Select all lines in the records that include "причина".

(Part of a data file)
....

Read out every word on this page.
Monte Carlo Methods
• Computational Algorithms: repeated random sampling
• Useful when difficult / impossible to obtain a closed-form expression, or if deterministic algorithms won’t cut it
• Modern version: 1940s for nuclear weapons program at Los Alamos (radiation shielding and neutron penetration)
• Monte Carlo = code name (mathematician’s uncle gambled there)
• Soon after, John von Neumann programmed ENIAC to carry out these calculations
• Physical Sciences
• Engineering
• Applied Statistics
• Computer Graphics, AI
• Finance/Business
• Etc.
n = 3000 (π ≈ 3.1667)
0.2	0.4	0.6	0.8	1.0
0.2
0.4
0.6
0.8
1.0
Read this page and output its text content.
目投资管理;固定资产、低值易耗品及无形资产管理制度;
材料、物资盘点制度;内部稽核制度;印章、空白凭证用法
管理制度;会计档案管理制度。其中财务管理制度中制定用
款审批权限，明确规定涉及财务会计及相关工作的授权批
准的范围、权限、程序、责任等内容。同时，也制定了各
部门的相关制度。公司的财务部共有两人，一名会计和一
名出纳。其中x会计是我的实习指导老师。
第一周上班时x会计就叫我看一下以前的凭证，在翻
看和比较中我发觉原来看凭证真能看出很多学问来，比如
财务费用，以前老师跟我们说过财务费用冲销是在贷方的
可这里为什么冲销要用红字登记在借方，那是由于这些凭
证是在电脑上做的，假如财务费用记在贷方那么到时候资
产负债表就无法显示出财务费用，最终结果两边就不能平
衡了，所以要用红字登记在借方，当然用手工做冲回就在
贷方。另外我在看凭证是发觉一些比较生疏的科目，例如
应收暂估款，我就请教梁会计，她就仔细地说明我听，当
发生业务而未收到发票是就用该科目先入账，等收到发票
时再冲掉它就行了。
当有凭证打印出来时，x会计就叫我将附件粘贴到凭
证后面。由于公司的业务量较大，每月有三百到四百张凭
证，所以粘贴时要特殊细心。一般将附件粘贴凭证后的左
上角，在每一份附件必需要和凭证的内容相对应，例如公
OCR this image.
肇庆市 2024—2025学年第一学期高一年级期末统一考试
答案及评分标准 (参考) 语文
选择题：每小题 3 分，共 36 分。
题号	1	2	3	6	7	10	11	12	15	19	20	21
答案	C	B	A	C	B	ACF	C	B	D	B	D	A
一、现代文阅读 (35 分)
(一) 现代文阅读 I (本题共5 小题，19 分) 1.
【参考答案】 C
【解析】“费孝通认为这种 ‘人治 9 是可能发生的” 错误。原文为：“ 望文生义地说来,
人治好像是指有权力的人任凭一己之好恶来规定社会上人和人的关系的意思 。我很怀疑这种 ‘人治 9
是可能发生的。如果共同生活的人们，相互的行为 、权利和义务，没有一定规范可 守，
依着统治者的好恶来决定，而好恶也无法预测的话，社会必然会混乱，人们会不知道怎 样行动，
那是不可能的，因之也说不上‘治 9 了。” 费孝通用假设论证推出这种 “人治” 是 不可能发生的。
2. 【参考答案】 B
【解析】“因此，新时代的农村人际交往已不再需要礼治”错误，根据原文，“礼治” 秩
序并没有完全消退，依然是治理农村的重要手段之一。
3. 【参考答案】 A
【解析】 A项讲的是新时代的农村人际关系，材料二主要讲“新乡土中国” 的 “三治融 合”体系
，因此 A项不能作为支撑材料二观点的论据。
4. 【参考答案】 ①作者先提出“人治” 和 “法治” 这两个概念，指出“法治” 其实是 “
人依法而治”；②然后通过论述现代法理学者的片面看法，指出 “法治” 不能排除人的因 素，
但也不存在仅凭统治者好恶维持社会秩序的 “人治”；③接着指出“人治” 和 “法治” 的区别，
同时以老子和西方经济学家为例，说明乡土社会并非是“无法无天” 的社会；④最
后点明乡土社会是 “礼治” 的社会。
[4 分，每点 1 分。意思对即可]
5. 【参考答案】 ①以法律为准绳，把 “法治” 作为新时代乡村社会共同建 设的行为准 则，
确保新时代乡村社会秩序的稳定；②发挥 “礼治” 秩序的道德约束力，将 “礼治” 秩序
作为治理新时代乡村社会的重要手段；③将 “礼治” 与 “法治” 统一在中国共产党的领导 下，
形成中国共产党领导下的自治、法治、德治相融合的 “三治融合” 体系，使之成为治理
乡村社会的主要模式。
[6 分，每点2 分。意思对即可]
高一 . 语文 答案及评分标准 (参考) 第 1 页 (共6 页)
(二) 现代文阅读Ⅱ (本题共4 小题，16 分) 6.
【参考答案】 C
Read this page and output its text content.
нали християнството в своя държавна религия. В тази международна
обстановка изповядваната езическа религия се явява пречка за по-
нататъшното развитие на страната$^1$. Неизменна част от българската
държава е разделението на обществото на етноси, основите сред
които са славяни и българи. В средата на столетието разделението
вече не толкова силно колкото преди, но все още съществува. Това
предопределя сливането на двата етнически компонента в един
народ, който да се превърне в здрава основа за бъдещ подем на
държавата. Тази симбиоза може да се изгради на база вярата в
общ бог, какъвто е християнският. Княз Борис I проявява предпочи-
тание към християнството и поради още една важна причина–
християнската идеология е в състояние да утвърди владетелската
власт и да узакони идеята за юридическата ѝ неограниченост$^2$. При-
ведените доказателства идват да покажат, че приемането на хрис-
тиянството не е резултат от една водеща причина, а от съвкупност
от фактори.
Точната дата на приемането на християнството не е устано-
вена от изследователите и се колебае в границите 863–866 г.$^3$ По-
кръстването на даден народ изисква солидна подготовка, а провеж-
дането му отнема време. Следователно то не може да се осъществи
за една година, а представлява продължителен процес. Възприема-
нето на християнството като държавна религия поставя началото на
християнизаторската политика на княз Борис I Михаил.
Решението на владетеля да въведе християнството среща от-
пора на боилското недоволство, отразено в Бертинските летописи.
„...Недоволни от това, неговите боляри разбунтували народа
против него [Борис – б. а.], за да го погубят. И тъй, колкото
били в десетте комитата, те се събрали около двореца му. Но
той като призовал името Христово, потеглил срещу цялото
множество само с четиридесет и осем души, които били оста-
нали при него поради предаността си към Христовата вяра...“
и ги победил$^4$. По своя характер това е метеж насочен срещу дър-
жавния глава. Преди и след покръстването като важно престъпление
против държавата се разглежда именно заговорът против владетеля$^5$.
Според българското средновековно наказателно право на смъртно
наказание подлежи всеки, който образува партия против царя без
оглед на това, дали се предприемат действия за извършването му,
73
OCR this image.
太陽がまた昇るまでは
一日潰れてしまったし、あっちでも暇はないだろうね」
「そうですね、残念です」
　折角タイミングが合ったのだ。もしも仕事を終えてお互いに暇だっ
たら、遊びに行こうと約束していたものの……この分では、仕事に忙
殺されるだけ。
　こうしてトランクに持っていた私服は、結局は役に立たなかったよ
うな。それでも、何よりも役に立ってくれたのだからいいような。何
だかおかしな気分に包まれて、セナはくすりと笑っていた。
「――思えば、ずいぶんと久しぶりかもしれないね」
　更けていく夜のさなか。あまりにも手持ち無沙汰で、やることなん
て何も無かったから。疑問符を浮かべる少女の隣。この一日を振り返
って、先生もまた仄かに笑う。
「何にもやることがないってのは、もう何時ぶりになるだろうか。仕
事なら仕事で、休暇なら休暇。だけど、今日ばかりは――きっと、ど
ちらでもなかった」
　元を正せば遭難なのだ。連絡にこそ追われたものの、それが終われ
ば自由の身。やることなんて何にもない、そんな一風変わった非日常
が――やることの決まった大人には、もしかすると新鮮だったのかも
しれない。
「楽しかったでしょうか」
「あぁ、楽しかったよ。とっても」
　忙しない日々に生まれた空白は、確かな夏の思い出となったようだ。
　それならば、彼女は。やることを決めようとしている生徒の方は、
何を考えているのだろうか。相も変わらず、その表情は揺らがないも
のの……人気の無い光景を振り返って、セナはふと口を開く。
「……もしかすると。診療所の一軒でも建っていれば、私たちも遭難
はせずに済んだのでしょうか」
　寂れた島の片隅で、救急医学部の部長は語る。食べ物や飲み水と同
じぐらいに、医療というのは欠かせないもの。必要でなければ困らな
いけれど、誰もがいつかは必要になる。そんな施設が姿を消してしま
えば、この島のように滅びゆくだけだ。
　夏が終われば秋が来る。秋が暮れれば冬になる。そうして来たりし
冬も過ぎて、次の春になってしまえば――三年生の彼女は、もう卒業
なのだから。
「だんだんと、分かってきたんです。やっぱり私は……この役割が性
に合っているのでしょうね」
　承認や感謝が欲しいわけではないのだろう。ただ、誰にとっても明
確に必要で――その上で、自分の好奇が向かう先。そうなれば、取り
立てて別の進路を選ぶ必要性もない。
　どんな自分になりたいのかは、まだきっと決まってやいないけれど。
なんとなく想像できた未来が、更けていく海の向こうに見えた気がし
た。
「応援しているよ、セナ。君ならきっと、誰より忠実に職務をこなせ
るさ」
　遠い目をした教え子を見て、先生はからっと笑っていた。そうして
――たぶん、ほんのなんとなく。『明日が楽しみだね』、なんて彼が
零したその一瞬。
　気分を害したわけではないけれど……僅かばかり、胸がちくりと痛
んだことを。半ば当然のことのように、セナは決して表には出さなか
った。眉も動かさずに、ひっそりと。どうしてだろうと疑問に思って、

....

### WRITTEN SOLUTION
тание към християнството и поради още една важна причина–
тиянството не е резултат от една водеща причина, а от съвкупност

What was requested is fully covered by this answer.